**Prompt:**
Make an exact copy of each entry, leaving out every picture.

**Stored records:**
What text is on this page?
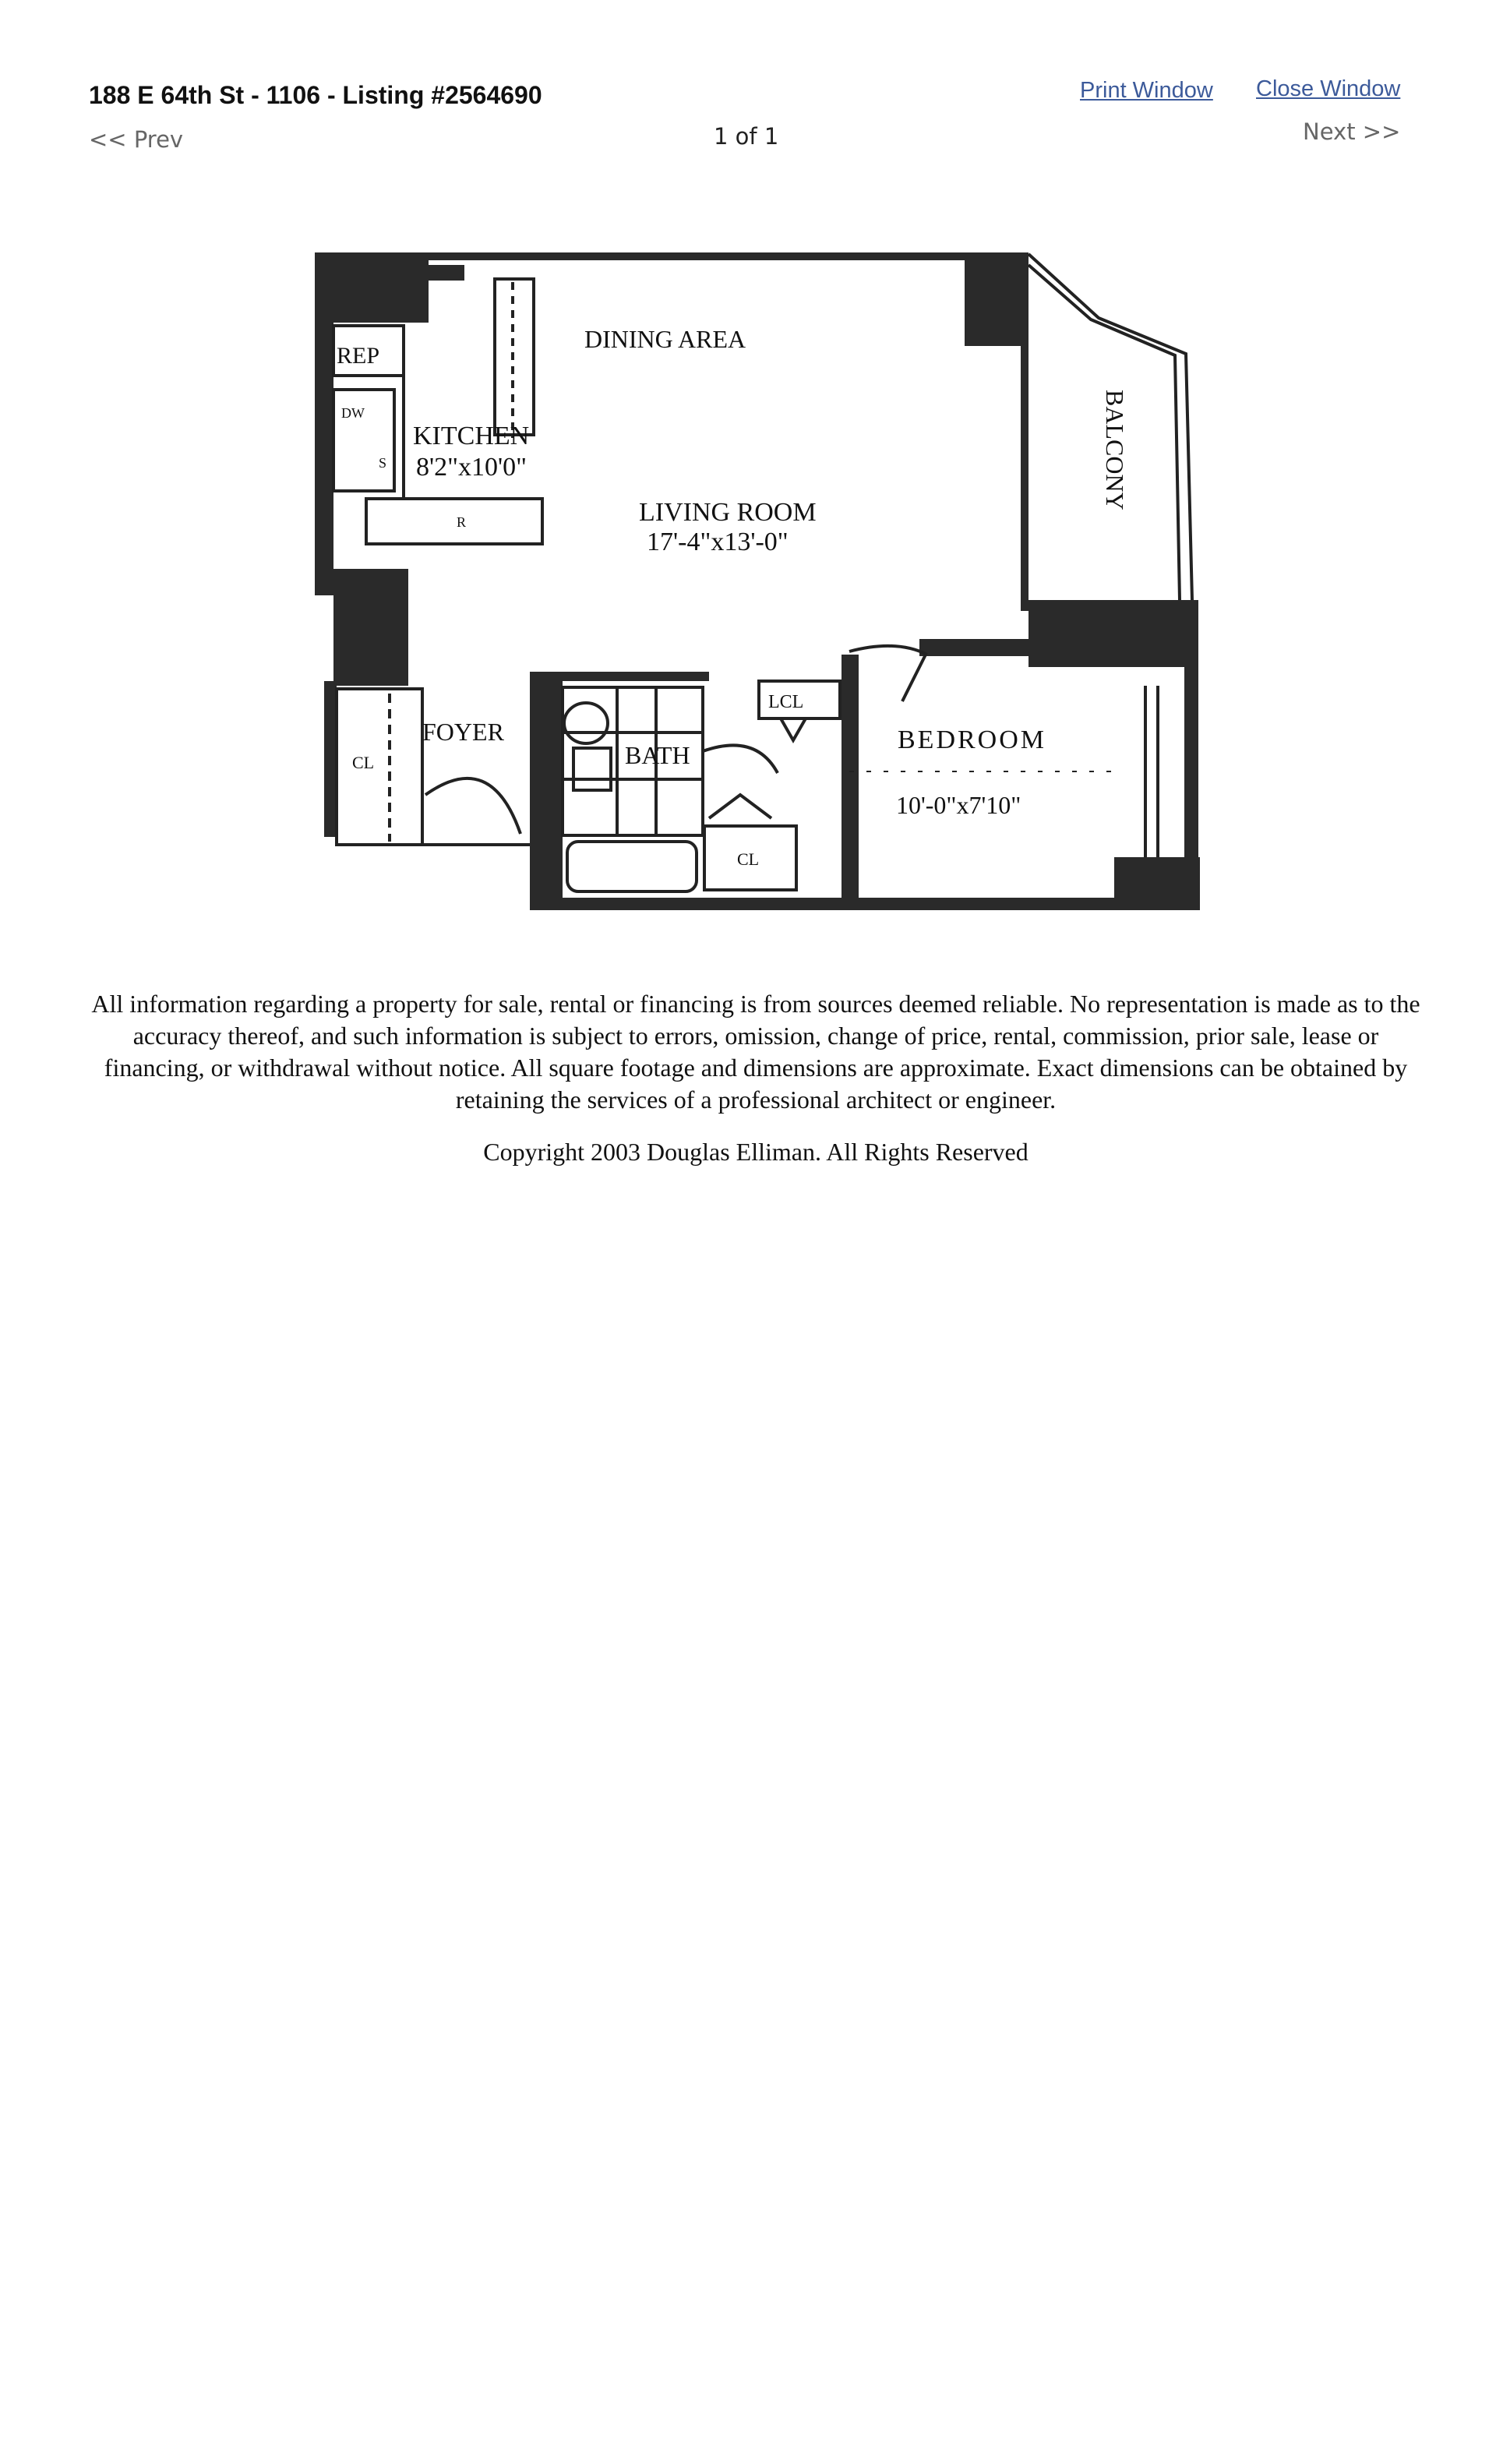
188 E 64th St - 1106 - Listing #2564690
<< Prev	1 of 1
Print Window Close Window
Next >>
REP
DINING AREA
KITCHEN
8'2"x10'0"
LIVING ROOM
17'-4"x13'-0"
BALCONY
FOYER
BATH
LCL
BEDROOM
10'-0"x7'10"
CL
CL
DW
S
R

All information regarding a property for sale, rental or financing is from sources deemed reliable. No representation is made as to the accuracy thereof, and such information is subject to errors, omission, change of price, rental, commission, prior sale, lease or financing, or withdrawal without notice. All square footage and dimensions are approximate. Exact dimensions can be obtained by retaining the services of a professional architect or engineer.

Copyright 2003 Douglas Elliman. All Rights Reserved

**Answer for this exercise:**
What text is on this page?
188 E 64th St - 1106 - Listing #2564690
<< Prev	1 of 1
Print Window Close Window
Next >>
REP
DINING AREA
KITCHEN
8'2"x10'0"
LIVING ROOM
17'-4"x13'-0"
BALCONY
FOYER
BATH
LCL
BEDROOM
10'-0"x7'10"
CL
CL
DW
S
R

All information regarding a property for sale, rental or financing is from sources deemed reliable. No representation is made as to the accuracy thereof, and such information is subject to errors, omission, change of price, rental, commission, prior sale, lease or financing, or withdrawal without notice. All square footage and dimensions are approximate. Exact dimensions can be obtained by retaining the services of a professional architect or engineer.

Copyright 2003 Douglas Elliman. All Rights Reserved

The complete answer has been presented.